Given entries:
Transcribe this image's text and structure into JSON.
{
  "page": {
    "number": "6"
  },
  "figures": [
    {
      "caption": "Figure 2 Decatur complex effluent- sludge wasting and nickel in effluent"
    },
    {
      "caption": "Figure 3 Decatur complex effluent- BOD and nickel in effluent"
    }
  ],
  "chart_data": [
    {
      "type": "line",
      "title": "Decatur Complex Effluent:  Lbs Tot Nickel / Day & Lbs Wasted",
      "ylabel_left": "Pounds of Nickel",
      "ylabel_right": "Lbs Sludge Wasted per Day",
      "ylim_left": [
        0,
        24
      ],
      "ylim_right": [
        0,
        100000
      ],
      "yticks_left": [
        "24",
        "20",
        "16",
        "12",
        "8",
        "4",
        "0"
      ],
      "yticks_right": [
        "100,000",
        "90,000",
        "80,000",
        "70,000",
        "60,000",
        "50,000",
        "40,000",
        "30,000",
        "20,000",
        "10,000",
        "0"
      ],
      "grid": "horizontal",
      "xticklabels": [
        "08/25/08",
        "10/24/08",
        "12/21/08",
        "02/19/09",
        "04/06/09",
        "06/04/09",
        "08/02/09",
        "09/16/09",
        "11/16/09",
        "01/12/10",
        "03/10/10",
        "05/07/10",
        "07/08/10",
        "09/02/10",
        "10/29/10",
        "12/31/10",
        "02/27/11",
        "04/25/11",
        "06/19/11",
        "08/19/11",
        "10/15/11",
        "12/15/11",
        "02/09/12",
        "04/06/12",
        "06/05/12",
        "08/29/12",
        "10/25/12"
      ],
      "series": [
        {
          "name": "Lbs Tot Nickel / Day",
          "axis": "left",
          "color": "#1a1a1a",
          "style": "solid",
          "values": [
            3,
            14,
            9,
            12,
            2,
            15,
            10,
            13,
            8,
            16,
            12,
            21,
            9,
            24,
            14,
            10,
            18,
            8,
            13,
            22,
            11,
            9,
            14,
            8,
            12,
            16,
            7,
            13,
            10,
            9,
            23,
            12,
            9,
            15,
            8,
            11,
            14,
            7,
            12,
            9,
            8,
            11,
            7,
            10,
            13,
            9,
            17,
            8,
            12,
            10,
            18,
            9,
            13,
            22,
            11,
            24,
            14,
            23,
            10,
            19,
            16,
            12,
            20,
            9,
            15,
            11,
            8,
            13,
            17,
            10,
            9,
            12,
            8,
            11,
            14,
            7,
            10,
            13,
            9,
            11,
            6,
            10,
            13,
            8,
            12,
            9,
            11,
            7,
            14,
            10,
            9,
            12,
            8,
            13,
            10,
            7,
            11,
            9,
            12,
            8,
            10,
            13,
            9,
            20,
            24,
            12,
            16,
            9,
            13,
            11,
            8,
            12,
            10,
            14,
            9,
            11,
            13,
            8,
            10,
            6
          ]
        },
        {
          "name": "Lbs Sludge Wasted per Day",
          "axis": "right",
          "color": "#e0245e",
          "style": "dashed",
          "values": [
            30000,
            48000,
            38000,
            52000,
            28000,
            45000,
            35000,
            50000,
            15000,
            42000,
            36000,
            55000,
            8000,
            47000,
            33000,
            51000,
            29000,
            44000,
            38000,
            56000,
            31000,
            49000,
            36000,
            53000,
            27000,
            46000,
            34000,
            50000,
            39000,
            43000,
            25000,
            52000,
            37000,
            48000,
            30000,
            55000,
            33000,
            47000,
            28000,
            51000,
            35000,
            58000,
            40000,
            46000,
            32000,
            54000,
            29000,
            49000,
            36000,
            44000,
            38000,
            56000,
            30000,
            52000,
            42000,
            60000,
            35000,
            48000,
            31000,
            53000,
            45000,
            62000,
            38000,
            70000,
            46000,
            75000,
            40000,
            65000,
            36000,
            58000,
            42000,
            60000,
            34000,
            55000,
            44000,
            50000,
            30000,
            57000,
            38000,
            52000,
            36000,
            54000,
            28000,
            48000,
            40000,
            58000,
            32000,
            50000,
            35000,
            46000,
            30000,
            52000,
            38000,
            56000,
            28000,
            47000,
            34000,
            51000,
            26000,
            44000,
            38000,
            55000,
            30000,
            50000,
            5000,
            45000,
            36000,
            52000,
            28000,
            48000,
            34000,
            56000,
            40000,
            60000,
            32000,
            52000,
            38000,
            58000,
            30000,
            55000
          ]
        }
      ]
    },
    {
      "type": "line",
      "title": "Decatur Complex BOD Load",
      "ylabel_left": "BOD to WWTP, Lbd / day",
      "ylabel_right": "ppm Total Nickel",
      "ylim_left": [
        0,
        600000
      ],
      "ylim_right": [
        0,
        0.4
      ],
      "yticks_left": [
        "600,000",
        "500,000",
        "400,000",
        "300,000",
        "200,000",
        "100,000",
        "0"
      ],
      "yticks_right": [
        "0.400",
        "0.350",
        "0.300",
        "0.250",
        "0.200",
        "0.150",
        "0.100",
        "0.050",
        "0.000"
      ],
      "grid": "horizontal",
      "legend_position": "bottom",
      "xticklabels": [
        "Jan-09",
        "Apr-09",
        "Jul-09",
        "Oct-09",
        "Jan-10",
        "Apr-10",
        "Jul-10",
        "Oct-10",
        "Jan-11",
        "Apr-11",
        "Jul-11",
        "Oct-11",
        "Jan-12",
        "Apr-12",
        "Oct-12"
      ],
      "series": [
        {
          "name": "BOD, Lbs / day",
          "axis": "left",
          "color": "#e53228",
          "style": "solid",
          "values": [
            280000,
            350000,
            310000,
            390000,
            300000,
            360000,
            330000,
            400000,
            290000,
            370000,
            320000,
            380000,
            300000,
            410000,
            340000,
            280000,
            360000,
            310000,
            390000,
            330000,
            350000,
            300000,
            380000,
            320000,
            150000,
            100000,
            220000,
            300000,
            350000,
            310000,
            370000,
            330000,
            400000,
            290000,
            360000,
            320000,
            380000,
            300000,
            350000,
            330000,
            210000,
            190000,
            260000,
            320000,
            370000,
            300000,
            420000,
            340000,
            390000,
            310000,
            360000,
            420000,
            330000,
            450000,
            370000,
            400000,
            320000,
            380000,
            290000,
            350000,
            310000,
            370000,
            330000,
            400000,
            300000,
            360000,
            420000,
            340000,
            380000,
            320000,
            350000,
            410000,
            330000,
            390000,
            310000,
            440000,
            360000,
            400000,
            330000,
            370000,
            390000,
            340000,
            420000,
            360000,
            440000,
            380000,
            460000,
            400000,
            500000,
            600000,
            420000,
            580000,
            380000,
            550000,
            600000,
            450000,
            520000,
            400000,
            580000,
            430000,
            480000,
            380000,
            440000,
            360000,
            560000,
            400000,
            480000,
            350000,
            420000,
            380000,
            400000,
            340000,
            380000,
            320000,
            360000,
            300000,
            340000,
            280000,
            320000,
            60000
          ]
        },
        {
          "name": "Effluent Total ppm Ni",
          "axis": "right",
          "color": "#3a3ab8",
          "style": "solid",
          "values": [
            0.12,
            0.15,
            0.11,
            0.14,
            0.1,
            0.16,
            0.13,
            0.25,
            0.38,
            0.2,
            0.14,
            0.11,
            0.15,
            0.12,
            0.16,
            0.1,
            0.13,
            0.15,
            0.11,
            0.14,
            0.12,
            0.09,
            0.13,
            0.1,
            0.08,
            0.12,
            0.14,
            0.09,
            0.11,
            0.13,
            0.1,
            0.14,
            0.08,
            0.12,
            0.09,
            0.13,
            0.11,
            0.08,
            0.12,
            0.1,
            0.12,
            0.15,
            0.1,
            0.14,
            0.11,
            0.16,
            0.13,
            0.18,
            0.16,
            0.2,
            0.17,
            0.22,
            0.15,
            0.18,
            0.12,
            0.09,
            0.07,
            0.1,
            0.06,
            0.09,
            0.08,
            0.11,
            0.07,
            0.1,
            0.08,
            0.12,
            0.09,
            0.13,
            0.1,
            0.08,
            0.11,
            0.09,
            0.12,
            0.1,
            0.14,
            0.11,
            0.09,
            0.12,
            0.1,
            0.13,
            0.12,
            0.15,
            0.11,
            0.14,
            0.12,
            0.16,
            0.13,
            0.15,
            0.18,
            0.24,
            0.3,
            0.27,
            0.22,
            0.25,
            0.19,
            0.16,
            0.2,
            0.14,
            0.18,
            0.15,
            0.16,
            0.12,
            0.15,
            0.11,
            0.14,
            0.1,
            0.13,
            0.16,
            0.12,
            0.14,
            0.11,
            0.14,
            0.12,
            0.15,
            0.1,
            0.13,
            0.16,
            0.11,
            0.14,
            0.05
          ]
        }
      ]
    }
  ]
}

Task to complete: Where a line of the material above holds the string "title", copy that line.

Response to this exercise:
      "title": "Decatur Complex Effluent:  Lbs Tot Nickel / Day & Lbs Wasted",
      "title": "Decatur Complex BOD Load",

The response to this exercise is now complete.